Mulled-Over: Tips for Mulling Wine
- When talking mulled wine, you do not need an expensive bottle of red. The mulling spices tend to hamper those tasting notes that most come to expect on a top-dollar bottle of vino. With that said, don’t scrimp on a bottom shelf doozy—a mid-range bottle of red like Merlot or Beaujolais will do just fine.
- Traditional mulling spices include cinnamon, star anise, cloves, and nutmeg, but you don’t need to strictly rely on these. A kick of ginger, vanilla, and allspice will all do nicely. But remember, go easy on those spices, especially clove and star anise, which tend to overwhelm and overpower when stewed—it’s all about moderation.
Traditional Mulled Wine Spices: Cinnamon, Star Anise, Cloves
- Citrus is your friend. The acidic bite of lemon and orange compliment the warm spices used in the wine, helping balance your brew.
- With all the various spices floating around, mulled wine can get downright murky. Clean things up a bit with a strip of muslin, a length of cooking twine, and create a spice bag. Essentially a homemade tea bag, this will allow you to brew your wine while reducing the sediment.
- A topper of liqueur will help brighten that sauce. Curacao, Cointreau, and brandy all make for a good addition—not too boozy with just a bit of flavor.
- Not a fan of red or wine in general? Try cider. Opt for flat cider or perry (pear cider), and adjust those spices to compliment the base. I prefer cinnamon, clove, a touch of ginger, and a split vanilla pod for my spices, while others insist on adding cardamom, coriander, and star anise. To each their own.
- Ditch the stovetop and bust out the crockpot. The slow cooker is the ideal kitchen appliance for mulling that wine. Some recipes for mulling wine takes hours, perfect for the low setting on the crockpot—not only does it take a fraction of the electricity, but the heat is just right.
Traditional Mulled Wine
For a sip straight out of the Medieval ages, this recipe will warm those bones.
- 1 bottle of Merlot
- Half a lemon, sliced thin
- 3 cloves
- 3 cardamom pods, bruised
- 1 cinnamon stick
- 1 star anise
- 1 tsp. ground nutmeg
- 1 1/2 oz. Cointreau
- 3-4 tbsp. sugar (to taste)
Add everything to the slow cooker and simmer for 1 to 2 hours.
To serve, pour through a fine-mesh sieve into four mugs; garnish with a cinnamon stick and star anise pod.
For a break from tradition while still maintaining its roots, this recipe calls for sweet pomegranate pods.
- 1 orange, zested and juiced
- 3 whole clove
- 6 allspice berries
- 8-10 pomegranate pods, crushed
- 1 cinnamon sticks
- 1 bottle of fruity red wine (Merlot is recommended)
-*-*-
What you have to do:
Answer these questions about the mulled wine text above.
(a) Which two spices should be used sparingly because they tend to overwhelm when stewed?
(b) What two cider options does the text suggest for people who don't like red wine?
(c) How long does the traditional recipe say to simmer everything in the slow cooker?
-*-*-
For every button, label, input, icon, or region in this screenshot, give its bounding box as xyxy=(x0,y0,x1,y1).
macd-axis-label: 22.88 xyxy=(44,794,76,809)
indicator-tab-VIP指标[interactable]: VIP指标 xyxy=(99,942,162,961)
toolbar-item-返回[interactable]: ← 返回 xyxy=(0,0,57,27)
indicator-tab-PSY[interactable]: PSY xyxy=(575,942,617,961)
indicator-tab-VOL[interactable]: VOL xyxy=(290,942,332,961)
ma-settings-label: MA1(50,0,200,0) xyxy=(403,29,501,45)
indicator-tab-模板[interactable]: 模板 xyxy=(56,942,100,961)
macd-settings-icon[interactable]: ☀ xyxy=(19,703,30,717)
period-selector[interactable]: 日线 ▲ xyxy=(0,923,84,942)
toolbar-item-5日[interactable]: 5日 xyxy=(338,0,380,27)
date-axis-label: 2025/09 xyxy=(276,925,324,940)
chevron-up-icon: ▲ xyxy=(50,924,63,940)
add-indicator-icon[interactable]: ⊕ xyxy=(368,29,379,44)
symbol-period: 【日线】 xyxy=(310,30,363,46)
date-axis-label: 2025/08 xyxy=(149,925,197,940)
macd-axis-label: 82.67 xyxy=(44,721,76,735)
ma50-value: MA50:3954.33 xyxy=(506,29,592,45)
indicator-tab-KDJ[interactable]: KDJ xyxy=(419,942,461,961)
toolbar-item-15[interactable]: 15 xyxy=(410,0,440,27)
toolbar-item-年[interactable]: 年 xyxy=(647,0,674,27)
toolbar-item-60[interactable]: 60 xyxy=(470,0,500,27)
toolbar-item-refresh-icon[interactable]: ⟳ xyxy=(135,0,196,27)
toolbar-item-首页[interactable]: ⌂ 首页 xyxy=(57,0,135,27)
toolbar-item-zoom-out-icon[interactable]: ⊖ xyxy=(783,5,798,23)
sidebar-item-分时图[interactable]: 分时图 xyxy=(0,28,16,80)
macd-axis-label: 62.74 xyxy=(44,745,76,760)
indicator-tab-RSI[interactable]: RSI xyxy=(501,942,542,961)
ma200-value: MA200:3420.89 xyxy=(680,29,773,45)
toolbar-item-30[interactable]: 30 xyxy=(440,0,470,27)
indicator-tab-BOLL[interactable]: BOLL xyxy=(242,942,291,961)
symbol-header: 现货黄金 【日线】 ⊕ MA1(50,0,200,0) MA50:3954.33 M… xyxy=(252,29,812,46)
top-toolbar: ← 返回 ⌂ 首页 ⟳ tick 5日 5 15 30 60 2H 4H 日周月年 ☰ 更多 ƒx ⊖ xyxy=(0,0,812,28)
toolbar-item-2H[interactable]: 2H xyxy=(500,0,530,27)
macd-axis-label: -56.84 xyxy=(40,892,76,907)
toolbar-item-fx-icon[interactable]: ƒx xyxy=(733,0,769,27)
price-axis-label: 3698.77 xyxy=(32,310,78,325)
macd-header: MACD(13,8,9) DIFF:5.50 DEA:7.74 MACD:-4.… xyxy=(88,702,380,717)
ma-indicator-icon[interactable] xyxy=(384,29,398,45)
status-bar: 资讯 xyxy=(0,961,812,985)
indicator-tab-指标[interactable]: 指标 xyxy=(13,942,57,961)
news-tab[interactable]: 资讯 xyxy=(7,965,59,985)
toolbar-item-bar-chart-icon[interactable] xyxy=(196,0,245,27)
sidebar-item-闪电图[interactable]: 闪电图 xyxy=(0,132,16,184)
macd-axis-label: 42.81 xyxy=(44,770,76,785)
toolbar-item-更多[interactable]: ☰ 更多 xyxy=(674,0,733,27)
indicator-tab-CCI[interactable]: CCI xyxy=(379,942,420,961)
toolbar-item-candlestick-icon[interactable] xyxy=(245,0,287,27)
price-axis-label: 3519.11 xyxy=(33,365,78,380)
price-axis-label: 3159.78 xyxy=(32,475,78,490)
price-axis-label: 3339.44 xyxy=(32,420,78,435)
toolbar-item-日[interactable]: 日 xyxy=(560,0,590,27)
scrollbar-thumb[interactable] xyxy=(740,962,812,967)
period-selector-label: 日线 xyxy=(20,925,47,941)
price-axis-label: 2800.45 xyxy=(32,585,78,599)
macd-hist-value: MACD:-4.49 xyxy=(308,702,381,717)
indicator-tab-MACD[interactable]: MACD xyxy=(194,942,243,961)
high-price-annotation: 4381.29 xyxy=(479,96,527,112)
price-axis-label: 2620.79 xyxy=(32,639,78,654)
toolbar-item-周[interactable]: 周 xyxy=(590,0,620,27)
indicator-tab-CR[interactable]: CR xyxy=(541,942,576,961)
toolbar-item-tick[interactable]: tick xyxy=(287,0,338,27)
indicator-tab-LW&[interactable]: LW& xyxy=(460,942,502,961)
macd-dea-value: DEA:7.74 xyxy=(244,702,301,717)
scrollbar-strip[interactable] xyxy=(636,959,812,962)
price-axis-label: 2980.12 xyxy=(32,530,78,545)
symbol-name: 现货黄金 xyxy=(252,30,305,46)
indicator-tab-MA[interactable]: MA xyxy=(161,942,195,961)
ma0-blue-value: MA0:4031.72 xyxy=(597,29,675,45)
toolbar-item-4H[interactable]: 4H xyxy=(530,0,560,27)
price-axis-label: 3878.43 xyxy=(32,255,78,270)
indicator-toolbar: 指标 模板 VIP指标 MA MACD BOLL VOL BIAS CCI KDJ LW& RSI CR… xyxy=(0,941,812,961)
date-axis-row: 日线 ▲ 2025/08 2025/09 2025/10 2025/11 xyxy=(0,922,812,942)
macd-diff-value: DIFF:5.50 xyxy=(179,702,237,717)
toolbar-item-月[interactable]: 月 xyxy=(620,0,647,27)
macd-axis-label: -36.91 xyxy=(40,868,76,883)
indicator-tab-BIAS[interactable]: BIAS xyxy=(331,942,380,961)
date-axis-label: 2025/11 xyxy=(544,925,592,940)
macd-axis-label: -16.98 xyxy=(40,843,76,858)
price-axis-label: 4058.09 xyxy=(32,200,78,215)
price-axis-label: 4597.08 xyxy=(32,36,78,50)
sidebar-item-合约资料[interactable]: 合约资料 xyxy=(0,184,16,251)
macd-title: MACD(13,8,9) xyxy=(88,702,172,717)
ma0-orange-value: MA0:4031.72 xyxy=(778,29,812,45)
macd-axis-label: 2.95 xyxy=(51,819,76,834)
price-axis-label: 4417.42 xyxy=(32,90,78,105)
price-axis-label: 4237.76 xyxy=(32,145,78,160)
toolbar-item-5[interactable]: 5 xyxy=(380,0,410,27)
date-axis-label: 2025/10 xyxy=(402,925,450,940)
-*-*-
Answer:
(a) Clove and star anise.
(b) Flat cider or perry (pear cider).
(c) 1 to 2 hours.